> Dataset excerpts
┌────────

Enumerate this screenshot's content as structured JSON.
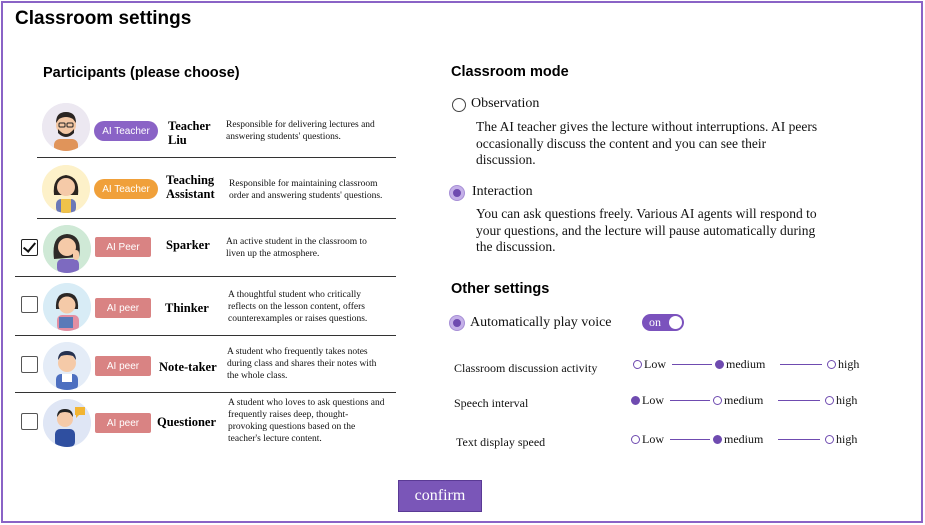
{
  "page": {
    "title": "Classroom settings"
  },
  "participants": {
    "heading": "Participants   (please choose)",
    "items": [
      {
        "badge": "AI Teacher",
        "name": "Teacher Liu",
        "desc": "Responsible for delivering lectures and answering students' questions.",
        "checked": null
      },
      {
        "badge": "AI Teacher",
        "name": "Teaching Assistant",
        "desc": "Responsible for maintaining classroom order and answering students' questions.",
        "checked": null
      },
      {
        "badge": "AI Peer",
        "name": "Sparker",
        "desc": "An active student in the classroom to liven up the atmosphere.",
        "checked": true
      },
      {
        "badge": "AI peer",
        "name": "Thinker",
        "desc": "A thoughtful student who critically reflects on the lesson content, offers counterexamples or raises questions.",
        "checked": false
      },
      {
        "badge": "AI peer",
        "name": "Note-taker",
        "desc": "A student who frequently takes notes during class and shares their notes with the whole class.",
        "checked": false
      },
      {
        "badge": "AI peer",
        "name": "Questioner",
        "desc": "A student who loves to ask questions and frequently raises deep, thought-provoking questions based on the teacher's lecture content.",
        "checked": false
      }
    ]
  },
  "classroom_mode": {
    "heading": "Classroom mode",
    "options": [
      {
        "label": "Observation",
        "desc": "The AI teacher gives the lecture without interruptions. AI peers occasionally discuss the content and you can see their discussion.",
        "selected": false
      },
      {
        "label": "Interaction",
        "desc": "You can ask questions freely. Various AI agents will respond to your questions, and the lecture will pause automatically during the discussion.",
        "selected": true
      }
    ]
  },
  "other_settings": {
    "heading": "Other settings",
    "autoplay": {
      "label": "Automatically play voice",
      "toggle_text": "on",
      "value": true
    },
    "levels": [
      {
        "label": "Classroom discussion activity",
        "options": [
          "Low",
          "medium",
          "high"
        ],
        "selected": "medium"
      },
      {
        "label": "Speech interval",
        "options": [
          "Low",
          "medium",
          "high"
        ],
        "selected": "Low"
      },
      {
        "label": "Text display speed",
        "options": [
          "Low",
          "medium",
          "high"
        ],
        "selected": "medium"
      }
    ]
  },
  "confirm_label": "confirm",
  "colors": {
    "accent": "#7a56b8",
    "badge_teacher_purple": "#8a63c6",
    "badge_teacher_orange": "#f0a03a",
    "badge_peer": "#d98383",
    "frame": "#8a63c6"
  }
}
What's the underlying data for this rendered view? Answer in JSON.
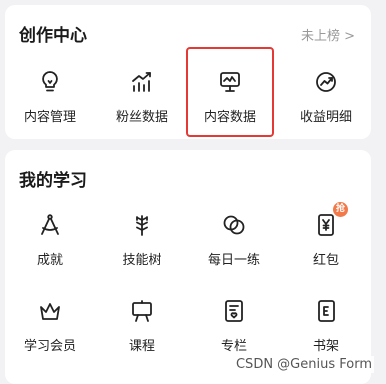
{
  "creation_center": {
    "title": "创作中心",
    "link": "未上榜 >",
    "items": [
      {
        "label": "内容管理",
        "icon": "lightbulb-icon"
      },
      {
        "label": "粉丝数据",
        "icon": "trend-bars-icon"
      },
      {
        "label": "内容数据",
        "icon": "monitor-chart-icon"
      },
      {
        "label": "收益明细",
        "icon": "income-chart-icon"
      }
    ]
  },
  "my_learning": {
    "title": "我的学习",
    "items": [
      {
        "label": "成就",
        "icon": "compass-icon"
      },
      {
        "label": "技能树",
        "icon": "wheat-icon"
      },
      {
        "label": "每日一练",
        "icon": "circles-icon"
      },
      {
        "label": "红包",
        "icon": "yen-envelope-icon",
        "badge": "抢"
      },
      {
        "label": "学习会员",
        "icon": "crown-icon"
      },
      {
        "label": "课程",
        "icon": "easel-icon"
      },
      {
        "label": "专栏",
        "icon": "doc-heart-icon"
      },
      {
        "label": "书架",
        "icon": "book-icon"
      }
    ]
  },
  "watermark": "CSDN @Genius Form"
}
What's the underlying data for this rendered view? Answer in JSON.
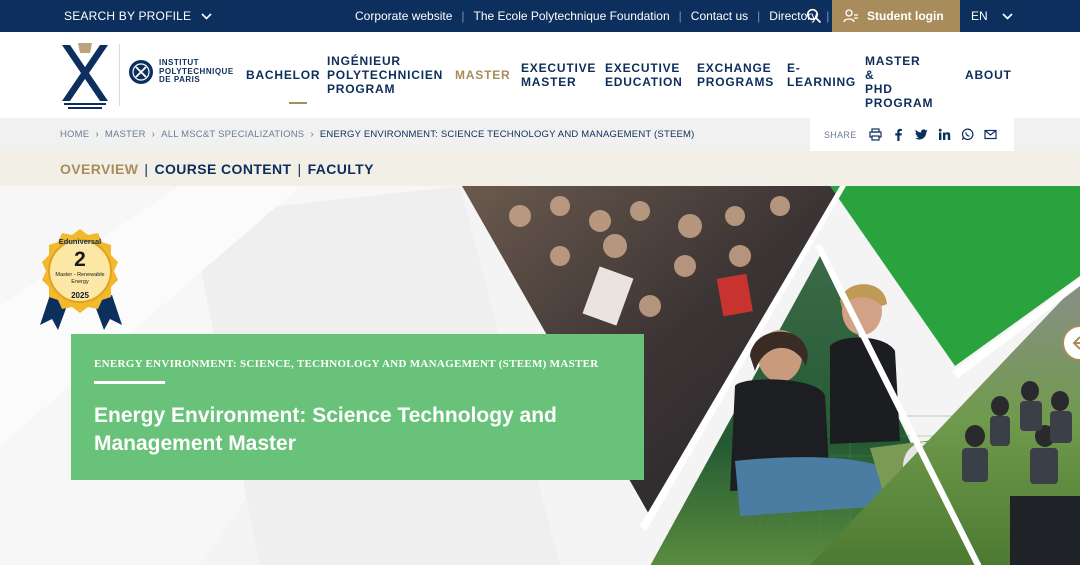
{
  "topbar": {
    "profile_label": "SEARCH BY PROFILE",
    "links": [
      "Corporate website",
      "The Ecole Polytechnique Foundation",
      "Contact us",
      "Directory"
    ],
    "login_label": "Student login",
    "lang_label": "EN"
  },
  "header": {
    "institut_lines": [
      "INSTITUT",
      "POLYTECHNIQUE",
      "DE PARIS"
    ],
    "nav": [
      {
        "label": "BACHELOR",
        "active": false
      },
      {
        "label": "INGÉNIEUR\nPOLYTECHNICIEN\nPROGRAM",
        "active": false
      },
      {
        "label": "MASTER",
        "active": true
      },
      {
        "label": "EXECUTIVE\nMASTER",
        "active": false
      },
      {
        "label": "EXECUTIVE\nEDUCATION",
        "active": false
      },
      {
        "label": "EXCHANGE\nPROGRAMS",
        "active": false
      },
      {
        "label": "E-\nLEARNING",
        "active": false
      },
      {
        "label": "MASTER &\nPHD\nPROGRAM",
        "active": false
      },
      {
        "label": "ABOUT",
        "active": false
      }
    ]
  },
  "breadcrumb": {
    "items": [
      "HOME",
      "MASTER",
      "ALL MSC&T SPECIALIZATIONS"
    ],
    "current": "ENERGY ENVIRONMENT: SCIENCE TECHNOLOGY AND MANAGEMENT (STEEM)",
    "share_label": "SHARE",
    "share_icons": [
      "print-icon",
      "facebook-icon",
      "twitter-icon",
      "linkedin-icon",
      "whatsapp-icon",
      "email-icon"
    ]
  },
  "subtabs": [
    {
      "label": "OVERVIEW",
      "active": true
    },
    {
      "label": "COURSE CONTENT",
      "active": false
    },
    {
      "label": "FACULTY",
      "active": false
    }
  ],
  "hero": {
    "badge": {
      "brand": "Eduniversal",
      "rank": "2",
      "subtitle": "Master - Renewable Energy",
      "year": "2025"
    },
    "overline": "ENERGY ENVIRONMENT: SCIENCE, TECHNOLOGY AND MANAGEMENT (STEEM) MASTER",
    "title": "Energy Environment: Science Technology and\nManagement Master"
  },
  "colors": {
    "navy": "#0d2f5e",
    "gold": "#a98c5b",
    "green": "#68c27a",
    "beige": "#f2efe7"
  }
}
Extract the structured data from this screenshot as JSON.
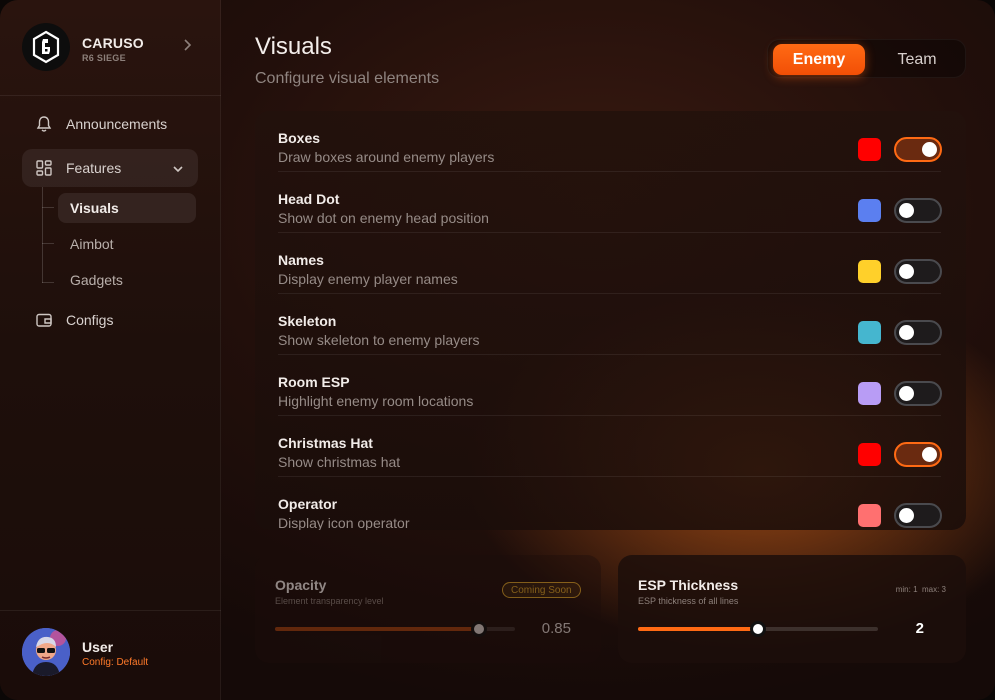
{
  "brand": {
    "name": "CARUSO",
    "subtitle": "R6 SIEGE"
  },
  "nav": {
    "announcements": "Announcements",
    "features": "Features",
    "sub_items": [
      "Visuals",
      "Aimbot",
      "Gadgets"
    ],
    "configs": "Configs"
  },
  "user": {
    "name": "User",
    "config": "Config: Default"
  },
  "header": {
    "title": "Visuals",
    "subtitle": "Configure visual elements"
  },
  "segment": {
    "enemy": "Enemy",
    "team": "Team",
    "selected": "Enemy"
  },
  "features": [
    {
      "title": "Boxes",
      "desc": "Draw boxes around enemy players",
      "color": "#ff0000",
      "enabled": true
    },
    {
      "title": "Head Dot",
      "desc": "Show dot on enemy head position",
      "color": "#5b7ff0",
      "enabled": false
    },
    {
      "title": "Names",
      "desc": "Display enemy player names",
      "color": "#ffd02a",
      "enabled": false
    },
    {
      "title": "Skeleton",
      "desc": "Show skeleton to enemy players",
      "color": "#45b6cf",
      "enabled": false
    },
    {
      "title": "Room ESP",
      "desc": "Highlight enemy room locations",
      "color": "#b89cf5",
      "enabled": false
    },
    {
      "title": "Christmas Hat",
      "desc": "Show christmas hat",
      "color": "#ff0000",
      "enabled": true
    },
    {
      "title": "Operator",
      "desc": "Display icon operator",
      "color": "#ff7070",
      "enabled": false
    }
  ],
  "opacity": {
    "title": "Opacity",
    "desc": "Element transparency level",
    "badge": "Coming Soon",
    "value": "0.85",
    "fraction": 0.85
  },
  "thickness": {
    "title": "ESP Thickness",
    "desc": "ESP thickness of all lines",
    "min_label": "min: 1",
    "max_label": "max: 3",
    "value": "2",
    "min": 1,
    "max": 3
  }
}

└────────
┌────────

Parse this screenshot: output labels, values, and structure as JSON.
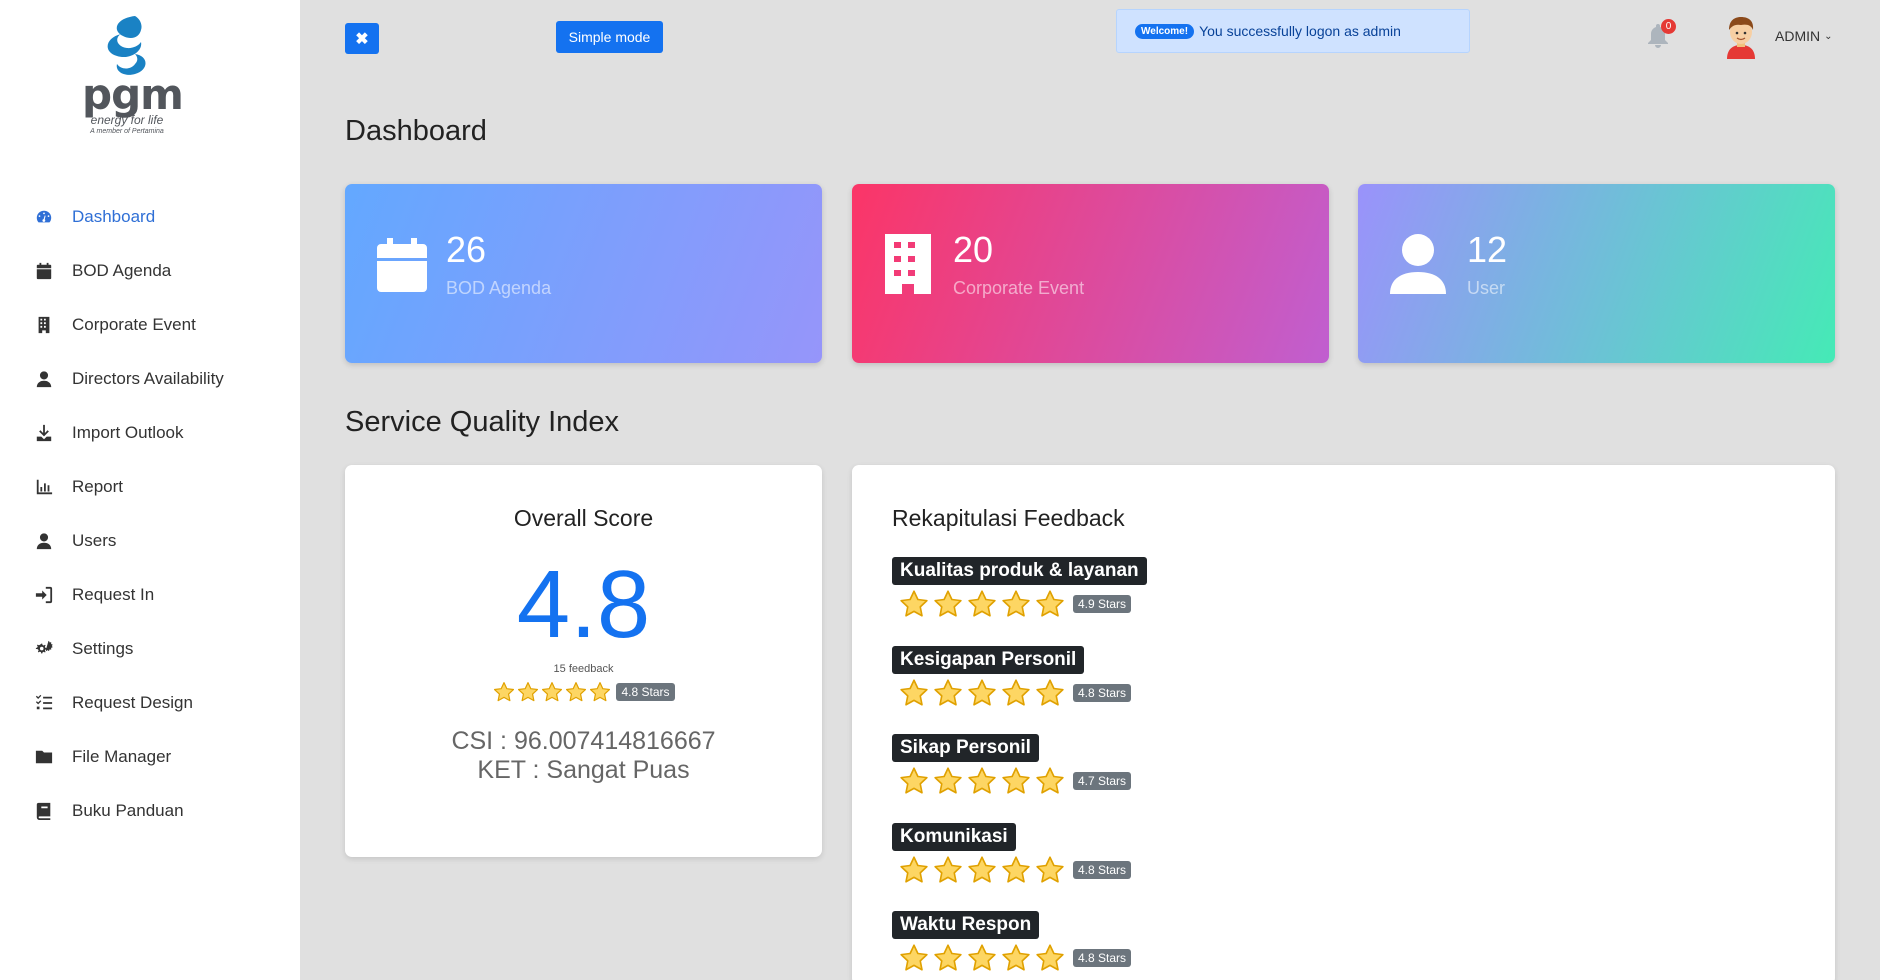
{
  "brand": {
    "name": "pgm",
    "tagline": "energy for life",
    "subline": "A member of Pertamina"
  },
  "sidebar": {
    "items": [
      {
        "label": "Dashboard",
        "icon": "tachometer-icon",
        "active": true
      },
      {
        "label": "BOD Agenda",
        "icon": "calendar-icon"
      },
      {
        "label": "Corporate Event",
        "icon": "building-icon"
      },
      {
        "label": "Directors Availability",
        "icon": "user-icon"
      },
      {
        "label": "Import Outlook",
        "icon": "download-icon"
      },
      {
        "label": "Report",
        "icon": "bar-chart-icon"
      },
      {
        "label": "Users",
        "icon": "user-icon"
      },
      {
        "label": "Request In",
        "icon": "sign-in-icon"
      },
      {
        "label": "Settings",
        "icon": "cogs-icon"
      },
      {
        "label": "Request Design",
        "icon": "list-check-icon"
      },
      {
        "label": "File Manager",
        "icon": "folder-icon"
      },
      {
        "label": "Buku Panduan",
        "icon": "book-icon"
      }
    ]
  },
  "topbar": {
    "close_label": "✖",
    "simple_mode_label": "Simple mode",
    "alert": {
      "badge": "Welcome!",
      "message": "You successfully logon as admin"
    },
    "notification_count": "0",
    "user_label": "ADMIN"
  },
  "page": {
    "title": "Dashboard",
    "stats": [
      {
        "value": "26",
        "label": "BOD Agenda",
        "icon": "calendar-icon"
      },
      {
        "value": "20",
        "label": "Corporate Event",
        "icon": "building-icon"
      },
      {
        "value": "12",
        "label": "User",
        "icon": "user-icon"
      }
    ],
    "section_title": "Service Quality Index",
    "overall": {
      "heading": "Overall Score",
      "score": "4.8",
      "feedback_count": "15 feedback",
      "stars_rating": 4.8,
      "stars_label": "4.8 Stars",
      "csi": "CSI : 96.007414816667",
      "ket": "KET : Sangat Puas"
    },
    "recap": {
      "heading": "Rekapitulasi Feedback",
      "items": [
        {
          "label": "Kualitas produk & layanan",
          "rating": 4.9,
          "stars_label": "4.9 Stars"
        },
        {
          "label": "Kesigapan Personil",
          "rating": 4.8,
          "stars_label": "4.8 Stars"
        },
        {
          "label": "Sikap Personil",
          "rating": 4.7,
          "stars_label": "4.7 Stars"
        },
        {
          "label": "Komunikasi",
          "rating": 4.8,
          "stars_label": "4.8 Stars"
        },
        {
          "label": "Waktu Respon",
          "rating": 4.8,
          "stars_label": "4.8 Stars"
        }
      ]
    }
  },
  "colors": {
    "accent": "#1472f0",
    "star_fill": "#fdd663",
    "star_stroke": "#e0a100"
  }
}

└────────

> Problem
In the entries above, how many lines hold the word "their"? State the number and nothing else.

> Answer for the task
2